▶ **What you need to do**
Which lines of the records contain "name"? Collect every one of them.

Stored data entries
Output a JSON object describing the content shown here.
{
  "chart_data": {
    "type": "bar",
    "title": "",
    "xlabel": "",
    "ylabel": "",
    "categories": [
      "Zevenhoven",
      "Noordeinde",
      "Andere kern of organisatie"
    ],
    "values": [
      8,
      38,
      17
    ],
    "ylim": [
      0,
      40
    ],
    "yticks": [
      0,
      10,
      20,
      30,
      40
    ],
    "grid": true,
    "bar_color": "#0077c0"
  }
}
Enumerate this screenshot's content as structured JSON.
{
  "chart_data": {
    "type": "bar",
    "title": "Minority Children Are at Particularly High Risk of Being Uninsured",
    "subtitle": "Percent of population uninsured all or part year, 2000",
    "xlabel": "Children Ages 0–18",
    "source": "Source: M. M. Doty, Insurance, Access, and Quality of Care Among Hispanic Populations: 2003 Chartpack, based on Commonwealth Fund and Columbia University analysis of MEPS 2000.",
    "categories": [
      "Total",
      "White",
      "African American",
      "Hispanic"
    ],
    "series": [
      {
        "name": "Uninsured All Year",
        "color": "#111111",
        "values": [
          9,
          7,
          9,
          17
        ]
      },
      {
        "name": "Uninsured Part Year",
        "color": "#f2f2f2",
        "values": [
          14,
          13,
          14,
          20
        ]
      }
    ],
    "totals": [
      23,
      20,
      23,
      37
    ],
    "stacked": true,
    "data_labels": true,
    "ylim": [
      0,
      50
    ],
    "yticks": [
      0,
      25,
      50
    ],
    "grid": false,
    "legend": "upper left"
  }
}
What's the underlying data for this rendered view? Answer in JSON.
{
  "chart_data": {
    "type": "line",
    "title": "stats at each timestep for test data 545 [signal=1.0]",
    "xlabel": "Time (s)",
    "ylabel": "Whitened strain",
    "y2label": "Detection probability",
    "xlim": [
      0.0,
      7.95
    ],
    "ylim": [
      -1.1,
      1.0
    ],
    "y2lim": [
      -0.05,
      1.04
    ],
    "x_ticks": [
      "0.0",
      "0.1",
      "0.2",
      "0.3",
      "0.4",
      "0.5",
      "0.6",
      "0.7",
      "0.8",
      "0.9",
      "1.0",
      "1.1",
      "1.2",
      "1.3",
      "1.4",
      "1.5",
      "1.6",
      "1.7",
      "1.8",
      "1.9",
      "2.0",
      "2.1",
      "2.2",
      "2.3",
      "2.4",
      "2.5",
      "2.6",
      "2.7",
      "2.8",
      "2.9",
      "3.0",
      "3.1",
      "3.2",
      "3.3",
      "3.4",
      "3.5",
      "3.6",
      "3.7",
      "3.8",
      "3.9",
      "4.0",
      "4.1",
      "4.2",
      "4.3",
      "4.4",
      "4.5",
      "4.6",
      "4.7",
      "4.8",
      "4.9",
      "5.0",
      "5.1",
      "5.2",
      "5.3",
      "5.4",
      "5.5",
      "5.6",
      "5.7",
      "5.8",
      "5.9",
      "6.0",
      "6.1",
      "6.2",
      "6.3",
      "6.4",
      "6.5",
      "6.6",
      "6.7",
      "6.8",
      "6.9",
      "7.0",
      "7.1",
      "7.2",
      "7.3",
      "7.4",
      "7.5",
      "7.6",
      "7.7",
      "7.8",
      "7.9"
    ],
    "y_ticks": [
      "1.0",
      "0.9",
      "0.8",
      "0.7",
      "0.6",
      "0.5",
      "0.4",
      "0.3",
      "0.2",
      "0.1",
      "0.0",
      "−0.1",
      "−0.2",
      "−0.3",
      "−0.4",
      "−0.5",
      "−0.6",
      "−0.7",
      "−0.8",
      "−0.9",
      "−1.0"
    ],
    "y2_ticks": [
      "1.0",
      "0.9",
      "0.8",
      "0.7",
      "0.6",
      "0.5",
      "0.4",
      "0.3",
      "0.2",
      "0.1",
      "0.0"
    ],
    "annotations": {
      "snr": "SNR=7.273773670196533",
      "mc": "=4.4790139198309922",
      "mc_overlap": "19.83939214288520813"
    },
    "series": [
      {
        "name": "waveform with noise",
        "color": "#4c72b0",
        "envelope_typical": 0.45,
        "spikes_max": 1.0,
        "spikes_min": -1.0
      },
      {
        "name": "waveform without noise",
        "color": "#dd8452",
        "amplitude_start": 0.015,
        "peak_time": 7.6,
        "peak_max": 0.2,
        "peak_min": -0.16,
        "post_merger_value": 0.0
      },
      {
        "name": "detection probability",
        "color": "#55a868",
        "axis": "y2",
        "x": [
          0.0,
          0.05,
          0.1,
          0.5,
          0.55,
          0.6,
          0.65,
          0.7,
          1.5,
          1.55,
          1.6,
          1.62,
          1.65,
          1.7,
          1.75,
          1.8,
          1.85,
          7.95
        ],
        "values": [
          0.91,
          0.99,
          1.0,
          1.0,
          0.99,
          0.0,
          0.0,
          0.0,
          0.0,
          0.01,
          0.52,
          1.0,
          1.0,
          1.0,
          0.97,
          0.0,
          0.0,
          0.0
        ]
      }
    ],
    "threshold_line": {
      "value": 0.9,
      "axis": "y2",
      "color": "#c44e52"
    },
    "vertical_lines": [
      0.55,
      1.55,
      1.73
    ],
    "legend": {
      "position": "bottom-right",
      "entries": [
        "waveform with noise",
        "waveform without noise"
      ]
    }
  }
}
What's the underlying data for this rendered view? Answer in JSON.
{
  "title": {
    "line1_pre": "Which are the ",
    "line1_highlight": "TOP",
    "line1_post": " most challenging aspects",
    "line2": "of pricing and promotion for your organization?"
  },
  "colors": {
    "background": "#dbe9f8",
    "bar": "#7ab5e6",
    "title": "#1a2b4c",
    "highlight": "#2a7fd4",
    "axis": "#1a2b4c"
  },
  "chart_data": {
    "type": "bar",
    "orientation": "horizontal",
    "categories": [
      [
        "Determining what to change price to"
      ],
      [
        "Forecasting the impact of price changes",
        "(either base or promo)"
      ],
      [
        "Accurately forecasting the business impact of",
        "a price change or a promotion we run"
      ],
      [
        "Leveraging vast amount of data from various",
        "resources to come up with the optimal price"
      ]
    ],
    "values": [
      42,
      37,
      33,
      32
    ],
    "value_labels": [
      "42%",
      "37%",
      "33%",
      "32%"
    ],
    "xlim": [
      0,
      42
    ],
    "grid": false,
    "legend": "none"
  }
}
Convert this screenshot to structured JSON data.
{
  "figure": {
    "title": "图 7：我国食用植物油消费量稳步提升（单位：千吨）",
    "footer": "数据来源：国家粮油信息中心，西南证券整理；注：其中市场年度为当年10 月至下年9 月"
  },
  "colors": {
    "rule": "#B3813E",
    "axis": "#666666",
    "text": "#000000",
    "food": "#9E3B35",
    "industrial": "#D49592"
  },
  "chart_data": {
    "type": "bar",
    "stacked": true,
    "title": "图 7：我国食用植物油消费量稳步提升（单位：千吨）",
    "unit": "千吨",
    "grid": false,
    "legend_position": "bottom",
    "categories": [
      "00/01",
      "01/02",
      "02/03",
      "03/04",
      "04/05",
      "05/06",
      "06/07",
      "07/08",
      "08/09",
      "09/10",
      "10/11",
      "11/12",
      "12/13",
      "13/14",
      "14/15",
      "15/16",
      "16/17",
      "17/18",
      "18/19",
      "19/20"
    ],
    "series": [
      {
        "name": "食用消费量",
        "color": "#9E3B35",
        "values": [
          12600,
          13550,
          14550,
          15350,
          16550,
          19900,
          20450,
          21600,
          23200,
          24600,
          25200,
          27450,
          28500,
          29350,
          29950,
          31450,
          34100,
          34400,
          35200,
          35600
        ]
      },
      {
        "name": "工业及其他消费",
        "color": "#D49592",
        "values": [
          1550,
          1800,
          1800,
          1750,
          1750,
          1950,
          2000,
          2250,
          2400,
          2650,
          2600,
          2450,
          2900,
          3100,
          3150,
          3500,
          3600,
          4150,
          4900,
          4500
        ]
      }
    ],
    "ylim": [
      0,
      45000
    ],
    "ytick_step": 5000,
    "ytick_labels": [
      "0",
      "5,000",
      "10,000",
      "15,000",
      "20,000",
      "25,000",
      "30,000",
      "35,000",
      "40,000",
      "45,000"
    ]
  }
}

▶ **Finished answer**
        "name": "Uninsured All Year",
        "name": "Uninsured Part Year",
        "name": "waveform with noise",
        "name": "waveform without noise",
        "name": "detection probability",
        "name": "食用消费量",
        "name": "工业及其他消费",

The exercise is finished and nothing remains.